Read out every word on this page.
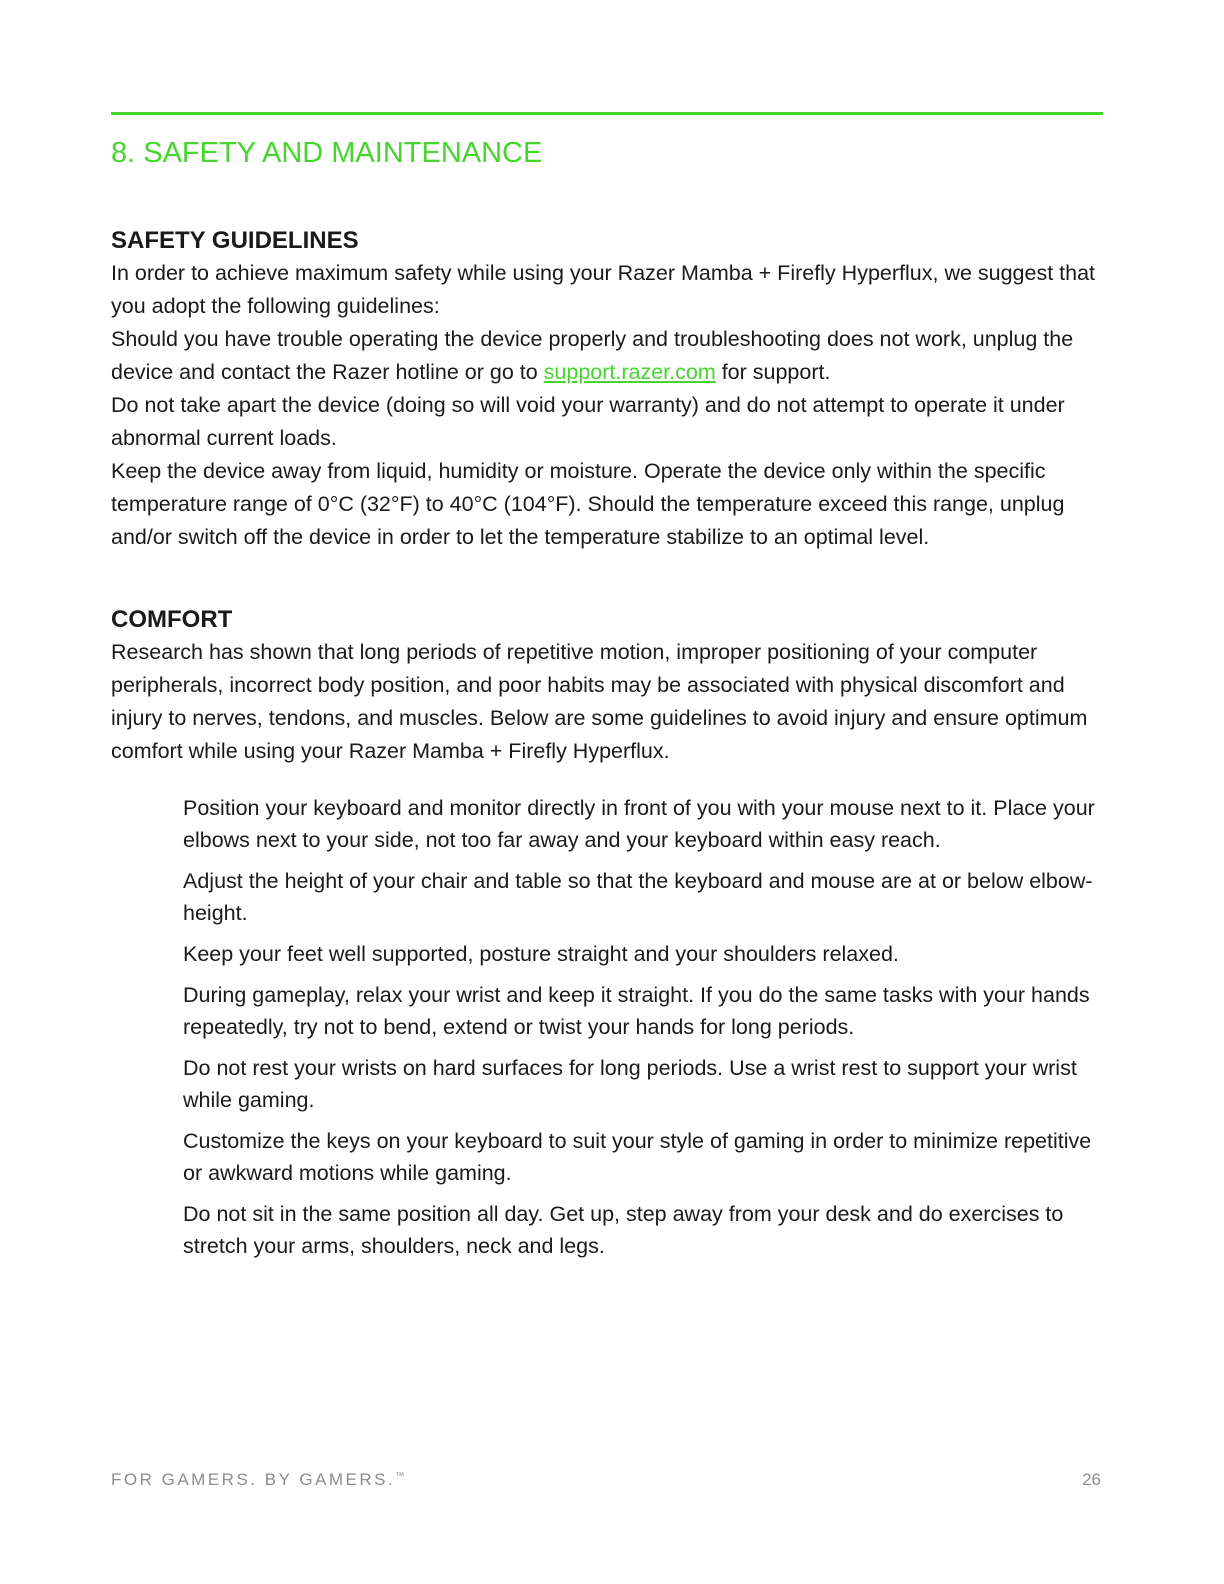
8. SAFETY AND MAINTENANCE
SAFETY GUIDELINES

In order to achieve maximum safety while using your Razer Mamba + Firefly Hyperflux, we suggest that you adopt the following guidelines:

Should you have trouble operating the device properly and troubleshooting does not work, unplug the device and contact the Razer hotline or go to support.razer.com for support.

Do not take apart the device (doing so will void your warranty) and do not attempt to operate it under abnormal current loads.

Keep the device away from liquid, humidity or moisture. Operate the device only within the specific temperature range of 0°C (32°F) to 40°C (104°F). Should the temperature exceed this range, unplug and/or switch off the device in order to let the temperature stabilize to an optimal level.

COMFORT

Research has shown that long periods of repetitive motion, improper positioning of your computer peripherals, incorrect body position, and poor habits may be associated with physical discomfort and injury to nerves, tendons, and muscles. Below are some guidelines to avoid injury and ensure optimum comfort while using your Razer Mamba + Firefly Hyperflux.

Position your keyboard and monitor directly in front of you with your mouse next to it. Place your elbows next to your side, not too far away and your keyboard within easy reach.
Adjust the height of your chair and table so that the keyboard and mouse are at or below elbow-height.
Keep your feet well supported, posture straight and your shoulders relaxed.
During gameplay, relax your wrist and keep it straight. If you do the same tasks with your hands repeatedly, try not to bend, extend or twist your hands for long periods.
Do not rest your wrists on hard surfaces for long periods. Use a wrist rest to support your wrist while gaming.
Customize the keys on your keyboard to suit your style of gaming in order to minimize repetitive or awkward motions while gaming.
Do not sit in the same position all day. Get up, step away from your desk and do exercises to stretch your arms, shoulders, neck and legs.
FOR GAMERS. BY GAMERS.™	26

Required task.
Show each line in the entries that holds the string "device".

The output.
Should you have trouble operating the device properly and troubleshooting does not work, unplug the device and contact the Razer hotline or go to support.razer.com for support.
Do not take apart the device (doing so will void your warranty) and do not attempt to operate it under abnormal current loads.
Keep the device away from liquid, humidity or moisture. Operate the device only within the specific temperature range of 0°C (32°F) to 40°C (104°F). Should the temperature exceed this range, unplug and/or switch off the device in order to let the temperature stabilize to an optimal level.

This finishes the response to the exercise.